-- Start Data lines --
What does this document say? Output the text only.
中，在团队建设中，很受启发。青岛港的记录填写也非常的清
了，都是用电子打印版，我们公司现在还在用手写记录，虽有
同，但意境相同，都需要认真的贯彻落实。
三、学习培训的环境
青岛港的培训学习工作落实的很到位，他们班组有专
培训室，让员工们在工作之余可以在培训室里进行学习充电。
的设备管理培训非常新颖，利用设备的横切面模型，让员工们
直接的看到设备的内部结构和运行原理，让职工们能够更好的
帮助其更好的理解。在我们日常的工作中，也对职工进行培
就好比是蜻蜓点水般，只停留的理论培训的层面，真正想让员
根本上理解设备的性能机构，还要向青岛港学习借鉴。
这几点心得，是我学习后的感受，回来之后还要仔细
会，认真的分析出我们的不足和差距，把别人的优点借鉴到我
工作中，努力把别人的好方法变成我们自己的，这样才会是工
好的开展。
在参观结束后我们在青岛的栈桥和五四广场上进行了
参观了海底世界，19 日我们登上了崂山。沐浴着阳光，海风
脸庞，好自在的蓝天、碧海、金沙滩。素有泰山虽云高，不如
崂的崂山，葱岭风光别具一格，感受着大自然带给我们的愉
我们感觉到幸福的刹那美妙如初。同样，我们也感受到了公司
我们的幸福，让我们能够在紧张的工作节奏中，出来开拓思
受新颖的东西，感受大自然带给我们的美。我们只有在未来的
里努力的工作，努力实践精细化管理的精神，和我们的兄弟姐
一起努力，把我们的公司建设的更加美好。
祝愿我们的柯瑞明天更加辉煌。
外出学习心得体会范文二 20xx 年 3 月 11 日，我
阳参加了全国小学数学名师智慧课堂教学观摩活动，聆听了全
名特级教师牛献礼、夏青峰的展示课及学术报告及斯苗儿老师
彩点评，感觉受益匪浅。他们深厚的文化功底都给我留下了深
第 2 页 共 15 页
-- End Data lines --
**Short task**
Each record above should be restated word for word.

**Complete output**
What does this document say? Output the text only.
中，在团队建设中，很受启发。青岛港的记录填写也非常的清
了，都是用电子打印版，我们公司现在还在用手写记录，虽有
同，但意境相同，都需要认真的贯彻落实。
三、学习培训的环境
青岛港的培训学习工作落实的很到位，他们班组有专
培训室，让员工们在工作之余可以在培训室里进行学习充电。
的设备管理培训非常新颖，利用设备的横切面模型，让员工们
直接的看到设备的内部结构和运行原理，让职工们能够更好的
帮助其更好的理解。在我们日常的工作中，也对职工进行培
就好比是蜻蜓点水般，只停留的理论培训的层面，真正想让员
根本上理解设备的性能机构，还要向青岛港学习借鉴。
这几点心得，是我学习后的感受，回来之后还要仔细
会，认真的分析出我们的不足和差距，把别人的优点借鉴到我
工作中，努力把别人的好方法变成我们自己的，这样才会是工
好的开展。
在参观结束后我们在青岛的栈桥和五四广场上进行了
参观了海底世界，19 日我们登上了崂山。沐浴着阳光，海风
脸庞，好自在的蓝天、碧海、金沙滩。素有泰山虽云高，不如
崂的崂山，葱岭风光别具一格，感受着大自然带给我们的愉
我们感觉到幸福的刹那美妙如初。同样，我们也感受到了公司
我们的幸福，让我们能够在紧张的工作节奏中，出来开拓思
受新颖的东西，感受大自然带给我们的美。我们只有在未来的
里努力的工作，努力实践精细化管理的精神，和我们的兄弟姐
一起努力，把我们的公司建设的更加美好。
祝愿我们的柯瑞明天更加辉煌。
外出学习心得体会范文二 20xx 年 3 月 11 日，我
阳参加了全国小学数学名师智慧课堂教学观摩活动，聆听了全
名特级教师牛献礼、夏青峰的展示课及学术报告及斯苗儿老师
彩点评，感觉受益匪浅。他们深厚的文化功底都给我留下了深
第 2 页 共 15 页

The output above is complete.